> **Your task**: Repeat, exactly and in full, the lines of the listing below, but without any pictures.

> **Given entries**:

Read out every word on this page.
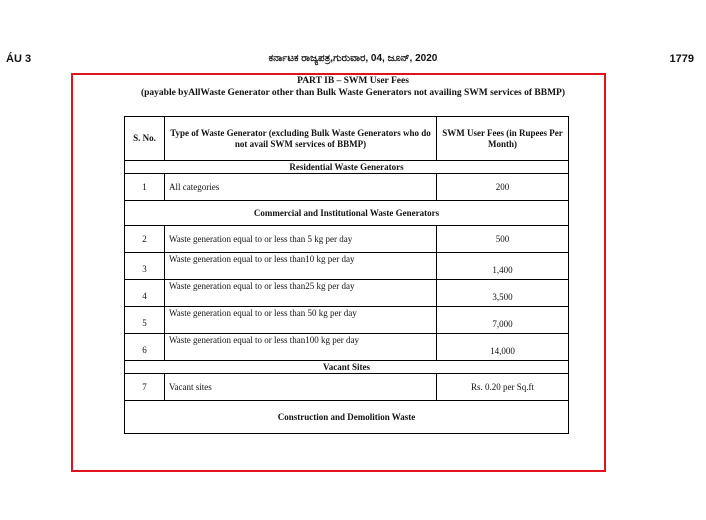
ÁU 3	ಕರ್ನಾಟಕ ರಾಜ್ಯಪತ್ರ,ಗುರುವಾರ, 04, ಜೂನ್, 2020	1779
PART IB – SWM User Fees
(payable byAllWaste Generator other than Bulk Waste Generators not availing SWM services of BBMP)
S. No.	Type of Waste Generator (excluding Bulk Waste Generators who do not avail SWM services of BBMP)	SWM User Fees (in Rupees Per Month)
Residential Waste Generators		
1	All categories	200
Commercial and Institutional Waste Generators		
2	Waste generation equal to or less than 5 kg per day	500
3	Waste generation equal to or less than10 kg per day	1,400
4	Waste generation equal to or less than25 kg per day	3,500
5	Waste generation equal to or less than 50 kg per day	7,000
6	Waste generation equal to or less than100 kg per day	14,000
Vacant Sites		
7	Vacant sites	Rs. 0.20 per Sq.ft
Construction and Demolition Waste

> **Task answer**:
Read out every word on this page.
ÁU 3	ಕರ್ನಾಟಕ ರಾಜ್ಯಪತ್ರ,ಗುರುವಾರ, 04, ಜೂನ್, 2020	1779
PART IB – SWM User Fees
(payable byAllWaste Generator other than Bulk Waste Generators not availing SWM services of BBMP)
S. No.	Type of Waste Generator (excluding Bulk Waste Generators who do not avail SWM services of BBMP)	SWM User Fees (in Rupees Per Month)
Residential Waste Generators		
1	All categories	200
Commercial and Institutional Waste Generators		
2	Waste generation equal to or less than 5 kg per day	500
3	Waste generation equal to or less than10 kg per day	1,400
4	Waste generation equal to or less than25 kg per day	3,500
5	Waste generation equal to or less than 50 kg per day	7,000
6	Waste generation equal to or less than100 kg per day	14,000
Vacant Sites		
7	Vacant sites	Rs. 0.20 per Sq.ft
Construction and Demolition Waste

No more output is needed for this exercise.